# Start of Excerpt provided

# Sublimation on cotton



## Creational Cutz (May 7, 2017)

ok, so i was trying to see if i could press white onto a black COTTON shirt, i chose a picture and i typed a word and turned it to white? nothing is coming into the shirt not even colour. doing this with sublimation. is it because its cotton? i have managed mugs, but not working on shirts  i have an order for black hats white writing am i going to have same problem?
Thanks Tyia.


----------



## proworlded (Oct 3, 2006)

You must use polyester shirts for sublimation. Only white or very light pastels.


----------



## adriatic (May 5, 2011)

Creational Cutz said:


> ok, so i was trying to see if i could press white onto a black COTTON shirt, i chose a picture and i typed a word and turned it to white? nothing is coming into the shirt not even colour. doing this with sublimation. is it because its cotton? i have managed mugs, but not working on shirts  i have an order for black hats white writing am i going to have same problem?
> Thanks Tyia.


You can do it easily but not with sublimation ink

You have 3 different option. But always you need some suitable transfer paper

Than you have two more option
1. Laser printer
2. Inkjet printer

First you print your image on B&W laser on transfer paper than you transfer your black image on T shirt Than you convert black image on T shirt in white image with suitable white transfer paper 

With inkjet printer your can made the same with 
A.suitable white ink or adhesive ink
B with suitable white developer in powder
C with suitable white transfer paper

Hire is one example with Laser + White or Color transfer paper

Next one with inkjet with adhesive ink + adhesive developer + white transfer paper

And the third is DTG ink transfer + white developer or toner


----------



## Creational Cutz (May 7, 2017)

# End of Excerpt provided
# Start of The input

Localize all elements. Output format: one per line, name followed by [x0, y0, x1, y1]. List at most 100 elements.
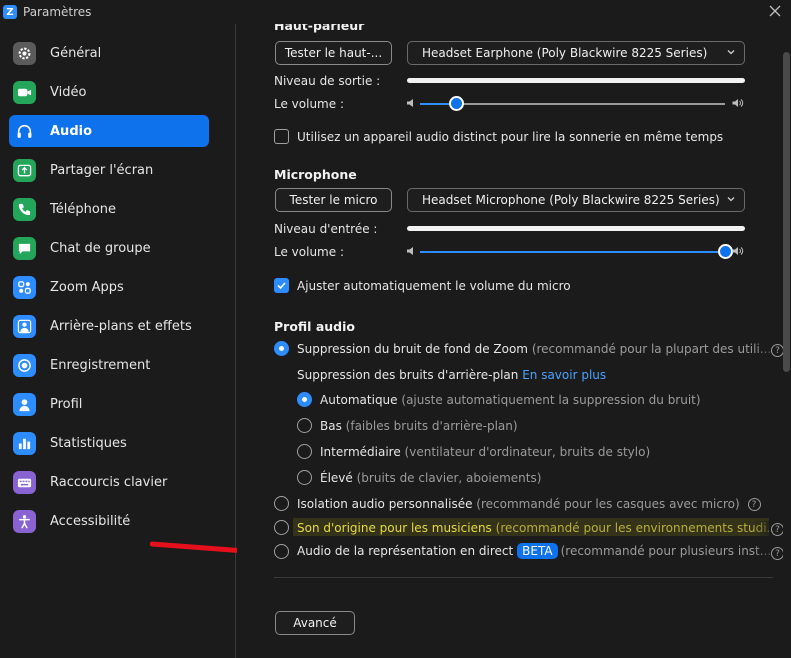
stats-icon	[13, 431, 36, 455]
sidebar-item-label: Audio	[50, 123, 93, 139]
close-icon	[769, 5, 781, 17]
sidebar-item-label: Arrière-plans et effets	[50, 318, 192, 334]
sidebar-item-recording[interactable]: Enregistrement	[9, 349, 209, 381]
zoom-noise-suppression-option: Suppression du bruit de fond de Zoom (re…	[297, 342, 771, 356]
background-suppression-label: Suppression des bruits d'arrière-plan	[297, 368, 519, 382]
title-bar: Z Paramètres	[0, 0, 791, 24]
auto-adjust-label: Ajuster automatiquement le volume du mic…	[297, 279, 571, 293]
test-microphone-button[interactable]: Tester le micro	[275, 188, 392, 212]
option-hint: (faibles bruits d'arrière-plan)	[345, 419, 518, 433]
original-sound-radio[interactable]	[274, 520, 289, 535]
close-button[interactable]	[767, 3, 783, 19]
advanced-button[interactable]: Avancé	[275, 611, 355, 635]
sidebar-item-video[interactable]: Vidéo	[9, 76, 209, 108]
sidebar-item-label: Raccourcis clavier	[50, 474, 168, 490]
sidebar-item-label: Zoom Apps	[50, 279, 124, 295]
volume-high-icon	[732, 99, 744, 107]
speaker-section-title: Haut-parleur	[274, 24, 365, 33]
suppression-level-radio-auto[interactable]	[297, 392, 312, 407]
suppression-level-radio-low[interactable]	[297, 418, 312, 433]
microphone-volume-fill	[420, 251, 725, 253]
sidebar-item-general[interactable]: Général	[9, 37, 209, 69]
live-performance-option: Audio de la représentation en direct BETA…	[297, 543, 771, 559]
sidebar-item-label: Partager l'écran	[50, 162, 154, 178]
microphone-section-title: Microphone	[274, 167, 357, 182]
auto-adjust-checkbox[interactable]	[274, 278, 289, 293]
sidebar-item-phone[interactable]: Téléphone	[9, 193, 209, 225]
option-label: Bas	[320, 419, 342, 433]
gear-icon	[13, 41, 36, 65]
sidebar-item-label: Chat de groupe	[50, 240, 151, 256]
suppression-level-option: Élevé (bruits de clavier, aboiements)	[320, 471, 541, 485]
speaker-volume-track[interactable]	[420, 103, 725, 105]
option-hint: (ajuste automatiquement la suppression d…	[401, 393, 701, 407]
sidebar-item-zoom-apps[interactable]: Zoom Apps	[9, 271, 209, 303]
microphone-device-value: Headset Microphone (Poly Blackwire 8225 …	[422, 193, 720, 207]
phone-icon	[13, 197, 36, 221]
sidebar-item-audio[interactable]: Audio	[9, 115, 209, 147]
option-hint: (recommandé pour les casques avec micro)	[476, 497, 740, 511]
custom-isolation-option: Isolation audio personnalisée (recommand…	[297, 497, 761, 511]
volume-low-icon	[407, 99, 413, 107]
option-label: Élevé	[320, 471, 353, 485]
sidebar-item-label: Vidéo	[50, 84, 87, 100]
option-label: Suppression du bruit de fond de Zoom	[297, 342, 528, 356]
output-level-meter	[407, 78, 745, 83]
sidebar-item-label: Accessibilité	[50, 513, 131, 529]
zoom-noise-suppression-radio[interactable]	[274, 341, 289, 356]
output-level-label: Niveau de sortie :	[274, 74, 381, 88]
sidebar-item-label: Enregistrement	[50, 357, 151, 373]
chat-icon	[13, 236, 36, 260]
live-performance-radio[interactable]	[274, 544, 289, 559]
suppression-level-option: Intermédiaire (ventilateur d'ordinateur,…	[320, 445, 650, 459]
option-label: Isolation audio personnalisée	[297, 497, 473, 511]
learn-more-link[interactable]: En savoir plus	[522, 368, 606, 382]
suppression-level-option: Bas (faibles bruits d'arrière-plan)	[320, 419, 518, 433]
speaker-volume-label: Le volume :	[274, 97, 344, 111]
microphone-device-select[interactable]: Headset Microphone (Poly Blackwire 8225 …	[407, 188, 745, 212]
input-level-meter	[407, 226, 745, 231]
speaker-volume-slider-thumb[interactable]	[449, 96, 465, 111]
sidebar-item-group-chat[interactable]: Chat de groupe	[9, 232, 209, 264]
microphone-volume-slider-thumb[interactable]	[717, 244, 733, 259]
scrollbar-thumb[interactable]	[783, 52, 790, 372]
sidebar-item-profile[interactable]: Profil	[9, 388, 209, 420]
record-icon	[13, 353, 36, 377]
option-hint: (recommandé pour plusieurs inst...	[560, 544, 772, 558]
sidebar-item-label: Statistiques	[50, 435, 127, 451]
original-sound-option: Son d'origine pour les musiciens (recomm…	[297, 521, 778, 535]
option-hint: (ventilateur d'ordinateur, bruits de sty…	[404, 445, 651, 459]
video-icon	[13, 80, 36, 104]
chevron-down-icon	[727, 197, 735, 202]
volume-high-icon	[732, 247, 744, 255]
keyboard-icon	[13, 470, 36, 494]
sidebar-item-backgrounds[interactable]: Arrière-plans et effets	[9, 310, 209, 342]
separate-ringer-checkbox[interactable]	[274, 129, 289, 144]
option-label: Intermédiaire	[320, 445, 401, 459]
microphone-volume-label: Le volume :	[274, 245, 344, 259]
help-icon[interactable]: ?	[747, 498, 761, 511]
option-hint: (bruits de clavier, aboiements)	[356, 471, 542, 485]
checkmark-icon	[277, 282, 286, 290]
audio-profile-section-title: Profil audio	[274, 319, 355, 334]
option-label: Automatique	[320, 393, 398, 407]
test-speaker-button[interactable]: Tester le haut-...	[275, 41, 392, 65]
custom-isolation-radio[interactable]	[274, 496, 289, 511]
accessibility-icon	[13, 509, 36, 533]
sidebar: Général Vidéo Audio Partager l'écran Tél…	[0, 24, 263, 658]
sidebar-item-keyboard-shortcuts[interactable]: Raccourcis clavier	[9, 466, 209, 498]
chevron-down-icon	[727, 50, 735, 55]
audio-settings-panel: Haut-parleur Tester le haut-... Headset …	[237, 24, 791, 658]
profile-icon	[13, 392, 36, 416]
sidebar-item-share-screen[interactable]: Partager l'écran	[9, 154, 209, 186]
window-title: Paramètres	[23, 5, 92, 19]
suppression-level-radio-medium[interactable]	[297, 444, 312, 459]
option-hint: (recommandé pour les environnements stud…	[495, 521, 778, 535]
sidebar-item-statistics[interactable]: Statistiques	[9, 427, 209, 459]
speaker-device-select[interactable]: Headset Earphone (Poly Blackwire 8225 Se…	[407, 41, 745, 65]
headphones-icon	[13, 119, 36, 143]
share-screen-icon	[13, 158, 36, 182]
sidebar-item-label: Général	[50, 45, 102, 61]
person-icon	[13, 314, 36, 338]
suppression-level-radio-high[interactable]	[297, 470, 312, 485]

# End of The input
# Start of The input

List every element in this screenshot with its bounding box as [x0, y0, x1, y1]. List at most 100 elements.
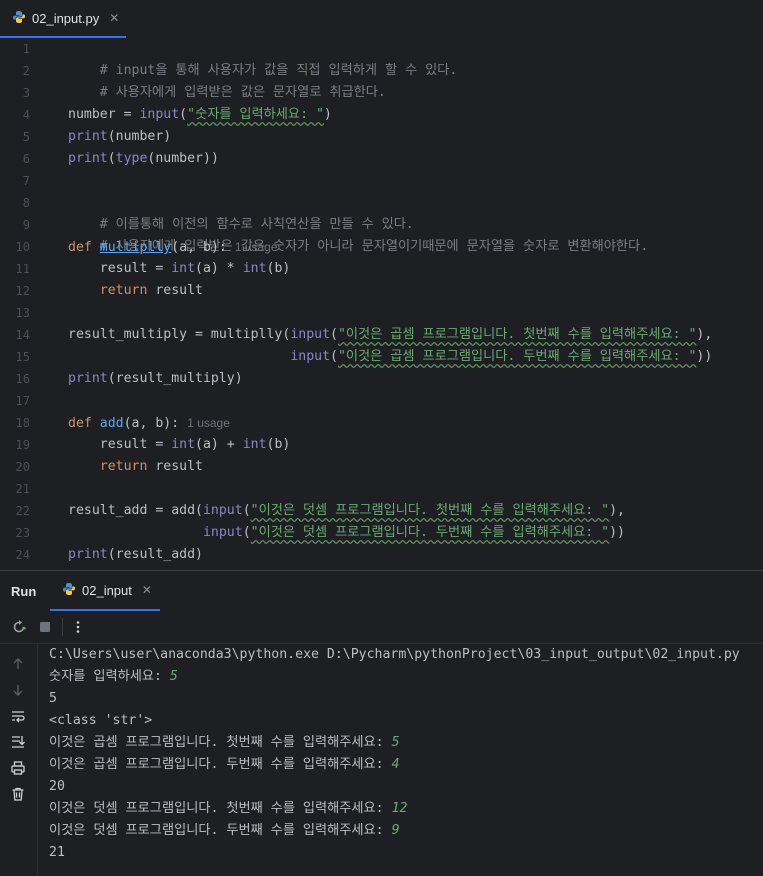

# End of The input

• **Problems to solve**
• 1. Answer these about the sublimation thread:
(a) What kind of shirts does proworlded say must be used for sublimation?
(b) Which two printer types does adriatic list as options?
(c) What has Creational Cutz managed to do successfully with sublimation?
• 2. Render the entries, starting with the line that contains "Localize all elements." and going on through the line that contains "3, 783, 19]", as a two-column CSV with the columns instruction and response. Give one row per request, with its text and its answer each in one quoted field, turn line breaks into spaces, and leave the pictures out.
The entries are unrelated to the sublimation thread.

• **Task responses**
• 1.
(a) Polyester shirts, only white or very light pastels.
(b) Laser printer and inkjet printer.
(c) Mugs.

• 2.
instruction,response
"Localize all elements. Output format: one per line, name followed by [x0, y0, x1, y1]. List at most 100 elements.","stats-icon	[13, 431, 36, 455] sidebar-item-label: Audio	[50, 123, 93, 139] close-icon	[769, 5, 781, 17] sidebar-item-label: Arrière-plans et effets	[50, 318, 192, 334] sidebar-item-recording[interactable]: Enregistrement	[9, 349, 209, 381] zoom-noise-suppression-option: Suppression du bruit de fond de Zoom (re…	[297, 342, 771, 356] background-suppression-label: Suppression des bruits d'arrière-plan	[297, 368, 519, 382] title-bar: Z Paramètres	[0, 0, 791, 24] auto-adjust-label: Ajuster automatiquement le volume du mic…	[297, 279, 571, 293] test-microphone-button[interactable]: Tester le micro	[275, 188, 392, 212] option-hint: (faibles bruits d'arrière-plan)	[345, 419, 518, 433] original-sound-radio[interactable]	[274, 520, 289, 535] close-button[interactable]	[767, 3, 783, 19]"